Crédito, Reprodução/Instagram @jardsmacale
- Author, Tom Cardoso
- Role, De São Paulo para a BBC News Brasil
O cantor e compositor Jards Macalé, morto ontem, aos 82 anos, vítima de uma parada cardíaca, sofrida após um procedimento cirúrgico — ele estava internado no Rio de Janeiro, onde morava, para tratar um enfisema pulmonar —, não se destacou apenas como compositor.
Autor de canções icônicas como “Vapor Barato” e “Mal Secreto”, ambas em parceria com o poeta Waly Salomão, Macalé também se destacou como produtor e arranjador, sendo responsável pela concepção musical do disco Transa, considerado por muitos o melhor e mais importante disco de Caetano Veloso.
“Sem Macalé não haveria Transa“, escreveu Caetano em suas redes sociais, minutos após a confirmação da morte do compositor carioca.
O antológico disco, gravado em Londres, uniu e separou os dois músicos e amigos.

▶ **Instruções de trabalho**
1 – Com base no texto sobre Jards Macalé, responda a cada item em uma linha:
(a) Com qual poeta Macalé compôs “Vapor Barato” e “Mal Secreto”?
(b) Em que cidade foi gravado o disco Transa?
(c) Com que idade Macalé morreu?
2 – Reescreva de forma mais concisa o parágrafo do texto sobre Jards Macalé que começa com “Autor de canções icônicas”, preservando as informações principais.
3 – Dê prosseguimento ao texto sobre Jards Macalé a partir da última frase apresentada.

▶ **Extratos de registros**
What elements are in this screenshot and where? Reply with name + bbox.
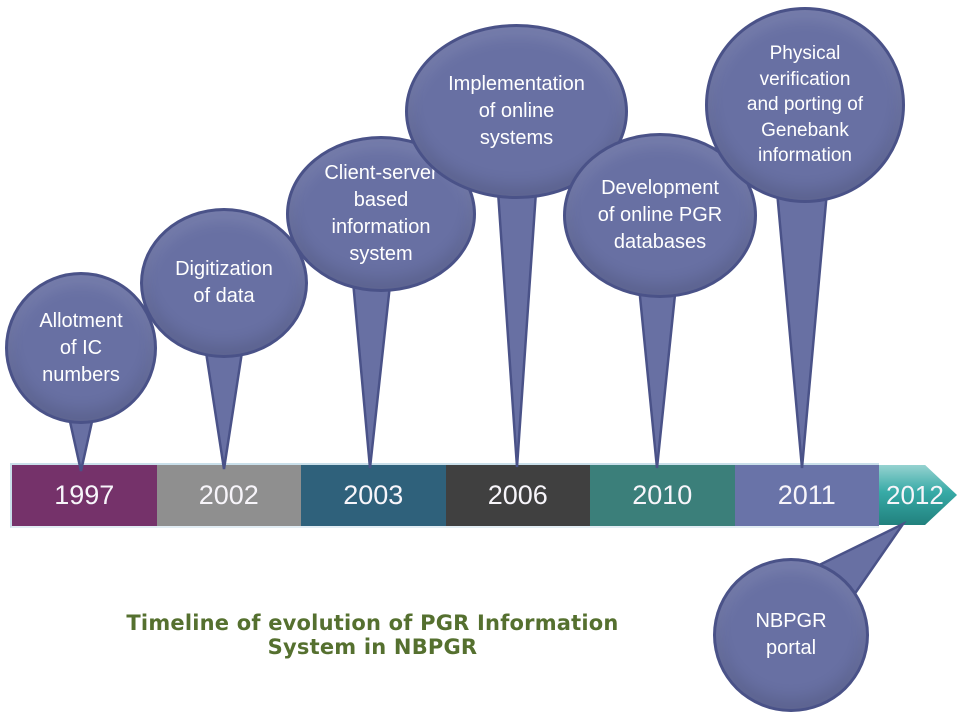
segment-2010: 2010	[590, 465, 735, 526]
year-label-2002: 2002	[198, 480, 259, 510]
timeline-segments: 1997 2002 2003 2006 2010 2011	[10, 463, 879, 528]
timeline-bar: 1997 2002 2003 2006 2010 2011 2012	[10, 463, 957, 528]
year-label-2003: 2003	[343, 480, 404, 510]
segment-2006: 2006	[445, 465, 590, 526]
year-label-2010: 2010	[632, 480, 693, 510]
segment-2012-arrow: 2012	[879, 465, 957, 525]
year-label-2011: 2011	[777, 480, 836, 510]
balloon-label: Allotment of IC numbers	[39, 309, 123, 386]
balloon-label: NBPGR portal	[755, 610, 827, 659]
segment-2002: 2002	[156, 465, 301, 526]
balloon-label: Physical verification and porting of Gen…	[746, 42, 864, 167]
year-label-2012: 2012	[886, 479, 944, 510]
year-label-1997: 1997	[54, 480, 115, 510]
segment-2003: 2003	[301, 465, 446, 526]
balloon-label: Development of online PGR databases	[597, 177, 723, 253]
caption-title: Timeline of evolution of PGR Information…	[126, 611, 619, 659]
pointer-to-2011	[772, 156, 832, 469]
balloon-label: Client-server based information system	[324, 162, 438, 265]
balloon-1997-allotment: Allotment of IC numbers	[5, 272, 157, 424]
balloon-2002-digitization: Digitization of data	[140, 208, 308, 358]
segment-2011: 2011	[734, 465, 879, 526]
year-label-2006: 2006	[487, 480, 548, 510]
segment-1997: 1997	[12, 465, 157, 526]
balloon-label: Implementation of online systems	[448, 73, 585, 149]
balloon-2011-genebank: Physical verification and porting of Gen…	[705, 7, 905, 203]
balloon-label: Digitization of data	[175, 258, 273, 307]
balloon-2012-nbpgr-portal: NBPGR portal	[713, 558, 869, 712]
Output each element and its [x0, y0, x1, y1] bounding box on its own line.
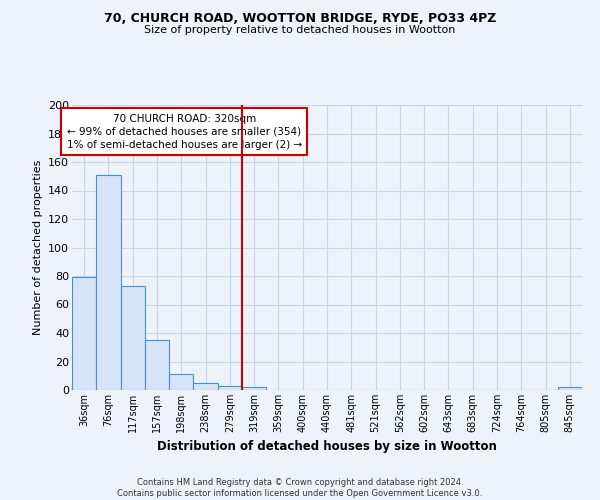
Bar [558, 387, 582, 390]
Text: 70 CHURCH ROAD: 320sqm
← 99% of detached houses are smaller (354)
1% of semi-det: 70 CHURCH ROAD: 320sqm ← 99% of detached… [67, 114, 302, 150]
Bar [242, 387, 266, 390]
Bar [145, 340, 169, 390]
Bar [218, 386, 242, 390]
Y-axis label: Number of detached properties: Number of detached properties [32, 160, 43, 335]
Bar [193, 383, 218, 390]
Bar [96, 175, 121, 390]
Text: 70, CHURCH ROAD, WOOTTON BRIDGE, RYDE, PO33 4PZ: 70, CHURCH ROAD, WOOTTON BRIDGE, RYDE, P… [104, 12, 496, 26]
Bar [72, 278, 96, 390]
Bar [169, 374, 193, 390]
X-axis label: Distribution of detached houses by size in Wootton: Distribution of detached houses by size … [157, 440, 497, 454]
Text: Size of property relative to detached houses in Wootton: Size of property relative to detached ho… [145, 25, 455, 35]
Bar [121, 286, 145, 390]
Text: Contains HM Land Registry data © Crown copyright and database right 2024.
Contai: Contains HM Land Registry data © Crown c… [118, 478, 482, 498]
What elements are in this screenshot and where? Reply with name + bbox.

▶ **Respostas aos exercícios**
1 –
(a) Com Waly Salomão.
(b) Em Londres.
(c) Aos 82 anos.

2 – Macalé compôs com o poeta Waly Salomão canções icônicas como “Vapor Barato” e “Mal Secreto”. Também atuou como produtor e arranjador e fez a concepção musical do disco Transa, que muitos consideram o melhor e mais importante de Caetano Veloso.

3 –
Eles ficaram mais de 50 anos sem se falar, trocando farpas pela imprensa, numa rinha iniciada por Macalé, que não se conformava com o fato de seu nome não aparecer na ficha técnica de Transa.
Os dois se reconciliaram nos shows comemorativos dos 50 anos de Transa.
Caetano convidou Macalé para subir no palco nas duas apresentações no Espaço Unimed, em São Paulo. O músico carioca foi ovacionado pelo público em vários momentos, como no solo de guitarra em “Nine Out of Ten”.
Por que Caetano não deu crédito a Macalé em Transa? Além do disco não existir sem o produtor, como reconheceu o baiano, eles eram grandes amigos — foi Macao, como era chamado na intimidade, quem ensinou Caetano a tocar violão.
“Havia muita intimidade com ele (…) Eu tinha muita timidez como músico, e com ele não ficava intimidado”, disse Caetano, em entrevista ao jornal O Globo, em 2012.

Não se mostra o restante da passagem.